# DATA FOR THE TASK:
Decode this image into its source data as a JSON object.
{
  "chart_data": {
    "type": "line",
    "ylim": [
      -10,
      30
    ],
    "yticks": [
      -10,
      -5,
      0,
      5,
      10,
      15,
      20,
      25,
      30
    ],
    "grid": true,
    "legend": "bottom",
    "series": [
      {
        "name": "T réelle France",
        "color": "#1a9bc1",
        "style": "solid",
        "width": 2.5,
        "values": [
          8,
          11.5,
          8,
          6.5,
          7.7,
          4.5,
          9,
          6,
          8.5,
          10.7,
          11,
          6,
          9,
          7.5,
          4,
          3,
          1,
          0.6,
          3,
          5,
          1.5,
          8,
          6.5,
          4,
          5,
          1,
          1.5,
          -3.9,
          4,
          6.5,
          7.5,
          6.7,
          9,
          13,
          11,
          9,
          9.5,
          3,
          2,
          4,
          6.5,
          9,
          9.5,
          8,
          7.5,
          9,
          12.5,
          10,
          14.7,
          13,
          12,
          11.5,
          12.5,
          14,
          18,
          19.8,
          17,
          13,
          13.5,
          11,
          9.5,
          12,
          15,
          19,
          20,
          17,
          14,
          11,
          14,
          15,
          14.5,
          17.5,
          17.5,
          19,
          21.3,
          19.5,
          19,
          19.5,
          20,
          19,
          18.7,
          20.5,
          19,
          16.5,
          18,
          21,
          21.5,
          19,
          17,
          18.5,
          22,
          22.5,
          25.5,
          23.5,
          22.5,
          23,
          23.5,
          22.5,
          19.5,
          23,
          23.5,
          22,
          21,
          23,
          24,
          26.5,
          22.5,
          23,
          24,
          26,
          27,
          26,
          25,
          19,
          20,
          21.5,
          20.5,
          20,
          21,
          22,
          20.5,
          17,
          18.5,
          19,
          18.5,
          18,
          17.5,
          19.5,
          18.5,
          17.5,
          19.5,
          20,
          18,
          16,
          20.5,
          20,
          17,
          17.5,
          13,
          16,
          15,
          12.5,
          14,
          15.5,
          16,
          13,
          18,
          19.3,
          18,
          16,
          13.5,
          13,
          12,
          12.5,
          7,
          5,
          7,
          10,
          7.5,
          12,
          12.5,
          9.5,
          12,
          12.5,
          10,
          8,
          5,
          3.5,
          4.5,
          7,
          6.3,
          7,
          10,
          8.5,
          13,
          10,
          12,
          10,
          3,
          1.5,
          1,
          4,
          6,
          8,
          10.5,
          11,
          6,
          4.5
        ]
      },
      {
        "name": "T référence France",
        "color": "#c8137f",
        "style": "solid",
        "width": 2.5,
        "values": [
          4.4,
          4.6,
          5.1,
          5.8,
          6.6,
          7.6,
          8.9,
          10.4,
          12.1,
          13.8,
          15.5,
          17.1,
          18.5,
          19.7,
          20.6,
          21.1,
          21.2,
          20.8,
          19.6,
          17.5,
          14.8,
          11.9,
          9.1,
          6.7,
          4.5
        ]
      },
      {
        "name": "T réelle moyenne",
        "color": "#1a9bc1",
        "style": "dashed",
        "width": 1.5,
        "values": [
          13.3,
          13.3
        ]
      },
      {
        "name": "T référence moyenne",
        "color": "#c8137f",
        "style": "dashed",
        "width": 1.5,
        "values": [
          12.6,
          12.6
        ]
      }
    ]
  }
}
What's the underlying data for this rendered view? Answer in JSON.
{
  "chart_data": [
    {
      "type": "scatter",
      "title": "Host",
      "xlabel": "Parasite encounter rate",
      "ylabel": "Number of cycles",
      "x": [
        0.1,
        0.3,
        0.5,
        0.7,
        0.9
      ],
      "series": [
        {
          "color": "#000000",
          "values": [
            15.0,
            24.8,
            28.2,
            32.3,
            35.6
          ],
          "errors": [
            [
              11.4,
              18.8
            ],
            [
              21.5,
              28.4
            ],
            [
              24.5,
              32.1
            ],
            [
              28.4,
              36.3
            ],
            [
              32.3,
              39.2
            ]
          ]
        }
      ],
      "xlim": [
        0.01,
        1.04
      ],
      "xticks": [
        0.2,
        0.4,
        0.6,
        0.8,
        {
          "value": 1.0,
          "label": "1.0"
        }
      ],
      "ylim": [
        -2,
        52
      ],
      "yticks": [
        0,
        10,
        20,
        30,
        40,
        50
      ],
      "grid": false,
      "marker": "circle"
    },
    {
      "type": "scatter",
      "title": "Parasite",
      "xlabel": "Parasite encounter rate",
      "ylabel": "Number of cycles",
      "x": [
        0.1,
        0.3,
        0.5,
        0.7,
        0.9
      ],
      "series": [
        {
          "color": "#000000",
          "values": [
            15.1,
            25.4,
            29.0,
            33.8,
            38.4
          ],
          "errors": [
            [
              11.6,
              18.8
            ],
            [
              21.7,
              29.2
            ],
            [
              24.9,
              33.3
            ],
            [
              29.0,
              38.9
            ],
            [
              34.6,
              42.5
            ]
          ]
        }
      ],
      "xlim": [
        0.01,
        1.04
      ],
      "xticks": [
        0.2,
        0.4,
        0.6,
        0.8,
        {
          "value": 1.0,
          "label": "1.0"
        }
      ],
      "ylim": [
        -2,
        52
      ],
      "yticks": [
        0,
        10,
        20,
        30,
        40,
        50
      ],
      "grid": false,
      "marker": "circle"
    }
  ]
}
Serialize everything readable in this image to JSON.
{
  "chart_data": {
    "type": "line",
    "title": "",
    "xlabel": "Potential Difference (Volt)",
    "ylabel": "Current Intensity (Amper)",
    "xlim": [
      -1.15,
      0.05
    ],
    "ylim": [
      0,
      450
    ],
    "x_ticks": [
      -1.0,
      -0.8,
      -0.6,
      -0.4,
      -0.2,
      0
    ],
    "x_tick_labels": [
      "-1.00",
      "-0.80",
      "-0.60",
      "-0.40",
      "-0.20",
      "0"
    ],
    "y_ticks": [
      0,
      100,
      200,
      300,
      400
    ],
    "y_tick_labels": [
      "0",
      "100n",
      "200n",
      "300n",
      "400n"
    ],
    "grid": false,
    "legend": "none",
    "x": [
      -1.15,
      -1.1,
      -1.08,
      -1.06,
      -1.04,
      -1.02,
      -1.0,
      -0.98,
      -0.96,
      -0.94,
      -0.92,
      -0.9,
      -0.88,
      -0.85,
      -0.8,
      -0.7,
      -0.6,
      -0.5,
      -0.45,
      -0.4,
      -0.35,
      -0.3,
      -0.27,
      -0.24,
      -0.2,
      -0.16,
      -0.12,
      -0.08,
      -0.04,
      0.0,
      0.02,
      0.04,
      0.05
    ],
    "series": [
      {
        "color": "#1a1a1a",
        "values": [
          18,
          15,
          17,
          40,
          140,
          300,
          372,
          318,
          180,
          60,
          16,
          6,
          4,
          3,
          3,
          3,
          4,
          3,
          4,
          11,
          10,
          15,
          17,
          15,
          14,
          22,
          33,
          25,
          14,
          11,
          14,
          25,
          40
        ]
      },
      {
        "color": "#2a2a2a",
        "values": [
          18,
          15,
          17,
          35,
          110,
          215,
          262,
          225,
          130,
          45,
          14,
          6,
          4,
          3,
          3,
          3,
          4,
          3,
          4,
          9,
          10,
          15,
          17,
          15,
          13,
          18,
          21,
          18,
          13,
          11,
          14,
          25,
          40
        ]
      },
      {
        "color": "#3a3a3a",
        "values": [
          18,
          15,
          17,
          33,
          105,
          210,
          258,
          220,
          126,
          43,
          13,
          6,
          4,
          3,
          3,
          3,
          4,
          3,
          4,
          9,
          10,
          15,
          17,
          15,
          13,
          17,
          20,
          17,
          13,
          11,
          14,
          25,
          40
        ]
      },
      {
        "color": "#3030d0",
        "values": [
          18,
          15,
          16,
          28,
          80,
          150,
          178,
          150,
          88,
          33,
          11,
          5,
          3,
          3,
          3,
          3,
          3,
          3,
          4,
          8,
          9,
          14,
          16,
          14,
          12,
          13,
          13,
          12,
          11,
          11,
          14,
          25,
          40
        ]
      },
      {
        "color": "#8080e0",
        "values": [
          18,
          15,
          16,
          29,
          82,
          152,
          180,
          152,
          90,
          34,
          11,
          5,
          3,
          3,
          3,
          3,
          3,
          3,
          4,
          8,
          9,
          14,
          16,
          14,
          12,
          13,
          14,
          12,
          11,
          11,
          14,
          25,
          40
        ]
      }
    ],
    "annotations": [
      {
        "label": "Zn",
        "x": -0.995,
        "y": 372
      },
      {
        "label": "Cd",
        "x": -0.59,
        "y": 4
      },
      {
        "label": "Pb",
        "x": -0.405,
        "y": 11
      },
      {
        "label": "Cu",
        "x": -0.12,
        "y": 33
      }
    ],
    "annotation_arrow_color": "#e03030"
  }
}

# TASK INSTRUCTIONS:
Exactly how many lines of the listing above contain the string "JSON"? Give no more than the number.

# TASK SOLUTION:
3